#### Request
Find and copy lines holding "πυρὶ".
─── Records for the task ───
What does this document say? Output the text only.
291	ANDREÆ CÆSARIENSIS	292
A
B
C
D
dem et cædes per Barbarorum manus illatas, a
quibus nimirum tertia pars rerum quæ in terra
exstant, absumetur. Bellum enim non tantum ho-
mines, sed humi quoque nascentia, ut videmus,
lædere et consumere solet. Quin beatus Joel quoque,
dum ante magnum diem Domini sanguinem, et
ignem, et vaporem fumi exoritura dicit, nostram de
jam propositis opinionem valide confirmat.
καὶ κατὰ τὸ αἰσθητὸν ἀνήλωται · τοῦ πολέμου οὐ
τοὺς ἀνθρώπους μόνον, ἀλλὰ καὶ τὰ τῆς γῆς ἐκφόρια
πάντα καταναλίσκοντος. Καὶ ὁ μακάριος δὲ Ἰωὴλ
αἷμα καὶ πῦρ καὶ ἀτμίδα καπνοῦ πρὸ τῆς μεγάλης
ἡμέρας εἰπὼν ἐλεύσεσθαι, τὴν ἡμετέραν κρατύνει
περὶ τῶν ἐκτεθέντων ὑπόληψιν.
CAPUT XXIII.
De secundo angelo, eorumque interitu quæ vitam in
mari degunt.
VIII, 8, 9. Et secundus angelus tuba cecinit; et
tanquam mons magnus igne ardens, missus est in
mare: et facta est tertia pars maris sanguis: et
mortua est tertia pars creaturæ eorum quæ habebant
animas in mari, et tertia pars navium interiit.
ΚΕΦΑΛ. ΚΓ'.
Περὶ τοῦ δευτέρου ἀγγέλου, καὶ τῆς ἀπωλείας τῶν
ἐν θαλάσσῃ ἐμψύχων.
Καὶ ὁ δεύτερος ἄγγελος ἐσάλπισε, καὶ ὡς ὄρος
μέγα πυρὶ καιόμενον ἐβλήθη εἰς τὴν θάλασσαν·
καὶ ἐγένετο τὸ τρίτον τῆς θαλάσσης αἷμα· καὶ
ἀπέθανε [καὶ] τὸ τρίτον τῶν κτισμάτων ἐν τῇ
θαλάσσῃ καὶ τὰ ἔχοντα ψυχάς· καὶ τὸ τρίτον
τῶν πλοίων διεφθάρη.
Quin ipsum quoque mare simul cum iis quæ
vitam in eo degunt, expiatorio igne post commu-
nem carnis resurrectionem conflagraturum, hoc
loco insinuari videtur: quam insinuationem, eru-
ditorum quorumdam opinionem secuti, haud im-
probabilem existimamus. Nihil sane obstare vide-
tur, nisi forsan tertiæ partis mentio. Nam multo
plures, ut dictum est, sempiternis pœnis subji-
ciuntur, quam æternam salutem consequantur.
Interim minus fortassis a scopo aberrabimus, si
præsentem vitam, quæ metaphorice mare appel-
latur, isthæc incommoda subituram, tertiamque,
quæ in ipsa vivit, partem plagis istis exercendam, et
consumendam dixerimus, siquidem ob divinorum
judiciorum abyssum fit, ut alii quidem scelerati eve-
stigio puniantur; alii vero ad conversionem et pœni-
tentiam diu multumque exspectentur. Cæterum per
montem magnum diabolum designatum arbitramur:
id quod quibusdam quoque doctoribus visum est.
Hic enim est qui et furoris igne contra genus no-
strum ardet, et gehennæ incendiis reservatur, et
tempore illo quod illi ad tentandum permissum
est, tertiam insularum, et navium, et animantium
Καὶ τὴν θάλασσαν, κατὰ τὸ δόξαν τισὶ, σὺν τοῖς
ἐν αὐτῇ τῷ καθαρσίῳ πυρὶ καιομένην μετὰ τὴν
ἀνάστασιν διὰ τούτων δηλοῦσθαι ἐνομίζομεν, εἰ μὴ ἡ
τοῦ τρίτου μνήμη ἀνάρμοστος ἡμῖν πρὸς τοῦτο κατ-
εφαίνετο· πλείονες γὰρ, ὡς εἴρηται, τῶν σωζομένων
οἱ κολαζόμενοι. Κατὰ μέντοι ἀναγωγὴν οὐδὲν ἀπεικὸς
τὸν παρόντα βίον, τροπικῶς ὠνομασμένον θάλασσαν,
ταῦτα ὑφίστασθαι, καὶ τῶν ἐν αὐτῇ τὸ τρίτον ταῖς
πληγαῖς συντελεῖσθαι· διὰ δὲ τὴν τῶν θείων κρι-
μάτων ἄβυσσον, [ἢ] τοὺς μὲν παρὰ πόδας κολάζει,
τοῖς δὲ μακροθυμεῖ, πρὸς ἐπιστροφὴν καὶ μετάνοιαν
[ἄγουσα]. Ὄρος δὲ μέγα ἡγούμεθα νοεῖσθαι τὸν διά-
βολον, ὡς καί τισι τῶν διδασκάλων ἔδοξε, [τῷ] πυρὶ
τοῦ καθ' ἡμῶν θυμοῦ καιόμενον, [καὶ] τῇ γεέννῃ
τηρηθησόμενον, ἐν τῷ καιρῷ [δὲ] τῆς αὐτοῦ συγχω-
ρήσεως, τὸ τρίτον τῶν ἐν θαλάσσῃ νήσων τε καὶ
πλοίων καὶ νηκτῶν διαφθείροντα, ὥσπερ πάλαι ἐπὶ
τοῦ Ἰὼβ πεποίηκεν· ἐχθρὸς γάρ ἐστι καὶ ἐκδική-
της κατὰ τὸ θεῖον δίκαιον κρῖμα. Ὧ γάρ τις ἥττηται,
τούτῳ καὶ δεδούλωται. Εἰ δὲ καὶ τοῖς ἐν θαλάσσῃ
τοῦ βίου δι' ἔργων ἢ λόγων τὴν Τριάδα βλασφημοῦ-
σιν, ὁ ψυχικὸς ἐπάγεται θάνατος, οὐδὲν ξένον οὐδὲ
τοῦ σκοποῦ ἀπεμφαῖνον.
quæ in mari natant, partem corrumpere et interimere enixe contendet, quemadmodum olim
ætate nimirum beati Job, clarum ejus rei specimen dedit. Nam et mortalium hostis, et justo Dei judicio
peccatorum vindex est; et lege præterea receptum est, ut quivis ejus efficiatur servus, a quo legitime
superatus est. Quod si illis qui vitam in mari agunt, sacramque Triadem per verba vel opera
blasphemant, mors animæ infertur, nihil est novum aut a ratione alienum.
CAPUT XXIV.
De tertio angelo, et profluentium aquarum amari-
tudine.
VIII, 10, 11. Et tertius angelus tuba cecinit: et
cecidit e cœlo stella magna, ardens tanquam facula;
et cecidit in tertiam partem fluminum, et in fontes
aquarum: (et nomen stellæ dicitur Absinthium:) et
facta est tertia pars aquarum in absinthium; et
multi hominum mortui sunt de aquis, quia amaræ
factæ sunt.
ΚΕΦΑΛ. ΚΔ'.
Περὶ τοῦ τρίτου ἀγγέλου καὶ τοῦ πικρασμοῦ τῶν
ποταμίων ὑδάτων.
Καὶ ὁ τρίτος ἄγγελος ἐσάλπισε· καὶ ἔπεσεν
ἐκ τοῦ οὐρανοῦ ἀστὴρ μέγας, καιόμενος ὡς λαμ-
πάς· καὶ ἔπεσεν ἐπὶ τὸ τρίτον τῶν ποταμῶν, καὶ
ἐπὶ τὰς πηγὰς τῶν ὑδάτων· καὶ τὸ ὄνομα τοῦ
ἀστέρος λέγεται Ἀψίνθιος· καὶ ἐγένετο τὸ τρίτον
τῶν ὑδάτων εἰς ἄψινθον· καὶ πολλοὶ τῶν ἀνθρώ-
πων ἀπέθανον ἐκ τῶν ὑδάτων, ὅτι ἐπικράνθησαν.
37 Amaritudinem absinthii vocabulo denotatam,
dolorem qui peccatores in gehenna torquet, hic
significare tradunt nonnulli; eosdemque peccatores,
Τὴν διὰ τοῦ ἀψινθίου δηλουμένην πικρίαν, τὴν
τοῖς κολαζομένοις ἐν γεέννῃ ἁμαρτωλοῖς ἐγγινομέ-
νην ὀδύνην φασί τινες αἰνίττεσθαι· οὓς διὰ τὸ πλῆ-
───
#### Answer to the exercise
μέγα πυρὶ καιόμενον ἐβλήθη εἰς τὴν θάλασσαν·
ἐν αὐτῇ τῷ καθαρσίῳ πυρὶ καιομένην μετὰ τὴν
βολον, ὡς καί τισι τῶν διδασκάλων ἔδοξε, [τῷ] πυρὶ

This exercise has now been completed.